▸ **Stated task**
Output the material word for word. Leave each picture out.
── Data for processing ──
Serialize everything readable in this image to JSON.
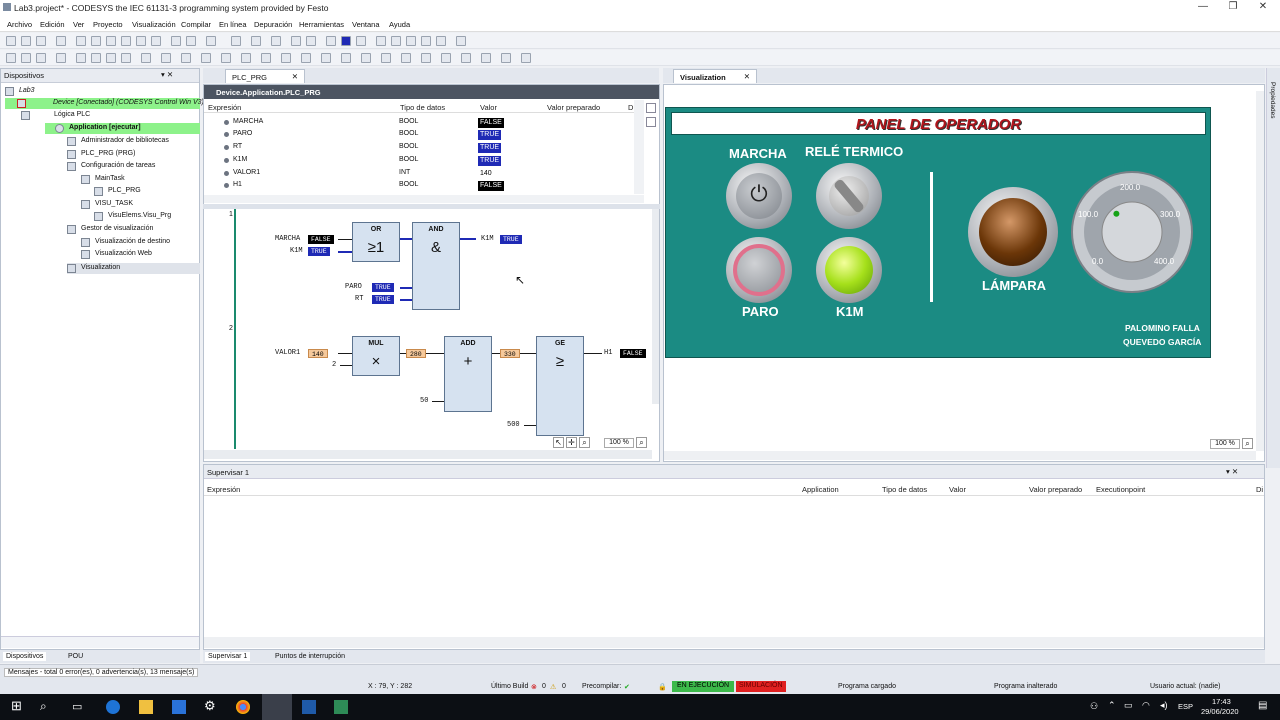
{
  "window": {
    "title": "Lab3.project* - CODESYS the IEC 61131-3 programming system provided by Festo"
  },
  "menu": [
    "Archivo",
    "Edición",
    "Ver",
    "Proyecto",
    "Visualización",
    "Compilar",
    "En línea",
    "Depuración",
    "Herramientas",
    "Ventana",
    "Ayuda"
  ],
  "devices": {
    "title": "Dispositivos",
    "items": [
      "Lab3",
      "Device [Conectado] (CODESYS Control Win V3)",
      "Lógica PLC",
      "Application [ejecutar]",
      "Administrador de bibliotecas",
      "PLC_PRG (PRG)",
      "Configuración de tareas",
      "MainTask",
      "PLC_PRG",
      "VISU_TASK",
      "VisuElems.Visu_Prg",
      "Gestor de visualización",
      "Visualización de destino",
      "Visualización Web",
      "Visualization"
    ],
    "bottom_tabs": [
      "Dispositivos",
      "POU"
    ]
  },
  "editor": {
    "tab": "PLC_PRG",
    "panel_title": "Device.Application.PLC_PRG",
    "columns": [
      "Expresión",
      "Tipo de datos",
      "Valor",
      "Valor preparado",
      "D"
    ],
    "rows": [
      {
        "name": "MARCHA",
        "type": "BOOL",
        "value": "FALSE"
      },
      {
        "name": "PARO",
        "type": "BOOL",
        "value": "TRUE"
      },
      {
        "name": "RT",
        "type": "BOOL",
        "value": "TRUE"
      },
      {
        "name": "K1M",
        "type": "BOOL",
        "value": "TRUE"
      },
      {
        "name": "VALOR1",
        "type": "INT",
        "value": "140"
      },
      {
        "name": "H1",
        "type": "BOOL",
        "value": "FALSE"
      }
    ],
    "network1": {
      "num": "1",
      "or_name": "OR",
      "or_sym": "≥1",
      "and_name": "AND",
      "and_sym": "&",
      "in_marcha": "MARCHA",
      "in_marcha_val": "FALSE",
      "in_k1m": "K1M",
      "in_k1m_val": "TRUE",
      "in_paro": "PARO",
      "in_paro_val": "TRUE",
      "in_rt": "RT",
      "in_rt_val": "TRUE",
      "out": "K1M",
      "out_val": "TRUE"
    },
    "network2": {
      "num": "2",
      "mul": "MUL",
      "mul_sym": "×",
      "add": "ADD",
      "add_sym": "+",
      "ge": "GE",
      "ge_sym": "≥",
      "in_valor": "VALOR1",
      "in_valor_val": "140",
      "const2": "2",
      "mul_out": "280",
      "const50": "50",
      "add_out": "330",
      "const500": "500",
      "out": "H1",
      "out_val": "FALSE"
    },
    "zoom": "100 %"
  },
  "visu": {
    "tab": "Visualization",
    "title": "PANEL DE OPERADOR",
    "marcha": "MARCHA",
    "rele": "RELÉ TERMICO",
    "paro": "PARO",
    "k1m": "K1M",
    "lampara": "LÁMPARA",
    "gauge_labels": [
      "0.0",
      "100.0",
      "200.0",
      "300.0",
      "400.0"
    ],
    "gauge_value": 140,
    "authors": [
      "PALOMINO FALLA",
      "QUEVEDO GARCÍA"
    ],
    "zoom": "100 %",
    "side_tab": "Propiedades"
  },
  "watch": {
    "title": "Supervisar 1",
    "columns": [
      "Expresión",
      "Application",
      "Tipo de datos",
      "Valor",
      "Valor preparado",
      "Executionpoint",
      "Di"
    ],
    "tabs": [
      "Supervisar 1",
      "Puntos de interrupción"
    ]
  },
  "messages": "Mensajes - total 0 error(es), 0 advertencia(s), 13 mensaje(s)",
  "status": {
    "coords": "X : 79, Y : 282",
    "build": "Último Build",
    "e": "0",
    "w": "0",
    "precompile": "Precompilar:",
    "running": "EN EJECUCIÓN",
    "sim": "SIMULACIÓN",
    "loaded": "Programa cargado",
    "unchanged": "Programa inalterado",
    "user": "Usuario actual: (nadie)"
  },
  "taskbar": {
    "lang": "ESP",
    "time": "17:43",
    "date": "29/06/2020"
  },
  "colors": {
    "visu_bg": "#1b8b83",
    "true": "#1f2ab5",
    "false": "#000000",
    "running": "#3cb94a",
    "sim": "#e02020"
  }
}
───
▸ **Answer to the task**
Serialize everything readable in this image to JSON.
{
  "window": {
    "title": "Lab3.project* - CODESYS the IEC 61131-3 programming system provided by Festo"
  },
  "menu": [
    "Archivo",
    "Edición",
    "Ver",
    "Proyecto",
    "Visualización",
    "Compilar",
    "En línea",
    "Depuración",
    "Herramientas",
    "Ventana",
    "Ayuda"
  ],
  "devices": {
    "title": "Dispositivos",
    "items": [
      "Lab3",
      "Device [Conectado] (CODESYS Control Win V3)",
      "Lógica PLC",
      "Application [ejecutar]",
      "Administrador de bibliotecas",
      "PLC_PRG (PRG)",
      "Configuración de tareas",
      "MainTask",
      "PLC_PRG",
      "VISU_TASK",
      "VisuElems.Visu_Prg",
      "Gestor de visualización",
      "Visualización de destino",
      "Visualización Web",
      "Visualization"
    ],
    "bottom_tabs": [
      "Dispositivos",
      "POU"
    ]
  },
  "editor": {
    "tab": "PLC_PRG",
    "panel_title": "Device.Application.PLC_PRG",
    "columns": [
      "Expresión",
      "Tipo de datos",
      "Valor",
      "Valor preparado",
      "D"
    ],
    "rows": [
      {
        "name": "MARCHA",
        "type": "BOOL",
        "value": "FALSE"
      },
      {
        "name": "PARO",
        "type": "BOOL",
        "value": "TRUE"
      },
      {
        "name": "RT",
        "type": "BOOL",
        "value": "TRUE"
      },
      {
        "name": "K1M",
        "type": "BOOL",
        "value": "TRUE"
      },
      {
        "name": "VALOR1",
        "type": "INT",
        "value": "140"
      },
      {
        "name": "H1",
        "type": "BOOL",
        "value": "FALSE"
      }
    ],
    "network1": {
      "num": "1",
      "or_name": "OR",
      "or_sym": "≥1",
      "and_name": "AND",
      "and_sym": "&",
      "in_marcha": "MARCHA",
      "in_marcha_val": "FALSE",
      "in_k1m": "K1M",
      "in_k1m_val": "TRUE",
      "in_paro": "PARO",
      "in_paro_val": "TRUE",
      "in_rt": "RT",
      "in_rt_val": "TRUE",
      "out": "K1M",
      "out_val": "TRUE"
    },
    "network2": {
      "num": "2",
      "mul": "MUL",
      "mul_sym": "×",
      "add": "ADD",
      "add_sym": "+",
      "ge": "GE",
      "ge_sym": "≥",
      "in_valor": "VALOR1",
      "in_valor_val": "140",
      "const2": "2",
      "mul_out": "280",
      "const50": "50",
      "add_out": "330",
      "const500": "500",
      "out": "H1",
      "out_val": "FALSE"
    },
    "zoom": "100 %"
  },
  "visu": {
    "tab": "Visualization",
    "title": "PANEL DE OPERADOR",
    "marcha": "MARCHA",
    "rele": "RELÉ TERMICO",
    "paro": "PARO",
    "k1m": "K1M",
    "lampara": "LÁMPARA",
    "gauge_labels": [
      "0.0",
      "100.0",
      "200.0",
      "300.0",
      "400.0"
    ],
    "gauge_value": 140,
    "authors": [
      "PALOMINO FALLA",
      "QUEVEDO GARCÍA"
    ],
    "zoom": "100 %",
    "side_tab": "Propiedades"
  },
  "watch": {
    "title": "Supervisar 1",
    "columns": [
      "Expresión",
      "Application",
      "Tipo de datos",
      "Valor",
      "Valor preparado",
      "Executionpoint",
      "Di"
    ],
    "tabs": [
      "Supervisar 1",
      "Puntos de interrupción"
    ]
  },
  "messages": "Mensajes - total 0 error(es), 0 advertencia(s), 13 mensaje(s)",
  "status": {
    "coords": "X : 79, Y : 282",
    "build": "Último Build",
    "e": "0",
    "w": "0",
    "precompile": "Precompilar:",
    "running": "EN EJECUCIÓN",
    "sim": "SIMULACIÓN",
    "loaded": "Programa cargado",
    "unchanged": "Programa inalterado",
    "user": "Usuario actual: (nadie)"
  },
  "taskbar": {
    "lang": "ESP",
    "time": "17:43",
    "date": "29/06/2020"
  },
  "colors": {
    "visu_bg": "#1b8b83",
    "true": "#1f2ab5",
    "false": "#000000",
    "running": "#3cb94a",
    "sim": "#e02020"
  }
}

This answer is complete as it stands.